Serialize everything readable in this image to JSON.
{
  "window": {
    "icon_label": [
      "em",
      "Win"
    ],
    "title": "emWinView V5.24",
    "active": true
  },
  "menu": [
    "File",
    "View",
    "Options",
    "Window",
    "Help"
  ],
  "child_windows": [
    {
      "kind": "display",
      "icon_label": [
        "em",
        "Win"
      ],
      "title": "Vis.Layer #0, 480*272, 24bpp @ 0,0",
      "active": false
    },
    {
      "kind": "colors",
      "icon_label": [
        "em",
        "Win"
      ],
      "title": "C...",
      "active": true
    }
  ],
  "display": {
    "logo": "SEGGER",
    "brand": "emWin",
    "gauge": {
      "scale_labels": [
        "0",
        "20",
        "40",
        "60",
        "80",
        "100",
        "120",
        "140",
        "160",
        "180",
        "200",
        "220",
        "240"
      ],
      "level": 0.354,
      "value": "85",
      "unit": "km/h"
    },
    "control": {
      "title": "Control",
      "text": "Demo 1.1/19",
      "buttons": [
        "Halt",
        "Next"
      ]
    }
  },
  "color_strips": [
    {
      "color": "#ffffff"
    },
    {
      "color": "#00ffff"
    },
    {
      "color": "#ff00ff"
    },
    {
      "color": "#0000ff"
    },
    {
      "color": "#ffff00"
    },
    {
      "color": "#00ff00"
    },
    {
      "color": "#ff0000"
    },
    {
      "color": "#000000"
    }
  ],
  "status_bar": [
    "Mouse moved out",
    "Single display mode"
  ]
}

**Stated task**
Reproduce the whole listing word for word.

**Task result**
Serialize everything readable in this image to JSON.
{
  "window": {
    "icon_label": [
      "em",
      "Win"
    ],
    "title": "emWinView V5.24",
    "active": true
  },
  "menu": [
    "File",
    "View",
    "Options",
    "Window",
    "Help"
  ],
  "child_windows": [
    {
      "kind": "display",
      "icon_label": [
        "em",
        "Win"
      ],
      "title": "Vis.Layer #0, 480*272, 24bpp @ 0,0",
      "active": false
    },
    {
      "kind": "colors",
      "icon_label": [
        "em",
        "Win"
      ],
      "title": "C...",
      "active": true
    }
  ],
  "display": {
    "logo": "SEGGER",
    "brand": "emWin",
    "gauge": {
      "scale_labels": [
        "0",
        "20",
        "40",
        "60",
        "80",
        "100",
        "120",
        "140",
        "160",
        "180",
        "200",
        "220",
        "240"
      ],
      "level": 0.354,
      "value": "85",
      "unit": "km/h"
    },
    "control": {
      "title": "Control",
      "text": "Demo 1.1/19",
      "buttons": [
        "Halt",
        "Next"
      ]
    }
  },
  "color_strips": [
    {
      "color": "#ffffff"
    },
    {
      "color": "#00ffff"
    },
    {
      "color": "#ff00ff"
    },
    {
      "color": "#0000ff"
    },
    {
      "color": "#ffff00"
    },
    {
      "color": "#00ff00"
    },
    {
      "color": "#ff0000"
    },
    {
      "color": "#000000"
    }
  ],
  "status_bar": [
    "Mouse moved out",
    "Single display mode"
  ]
}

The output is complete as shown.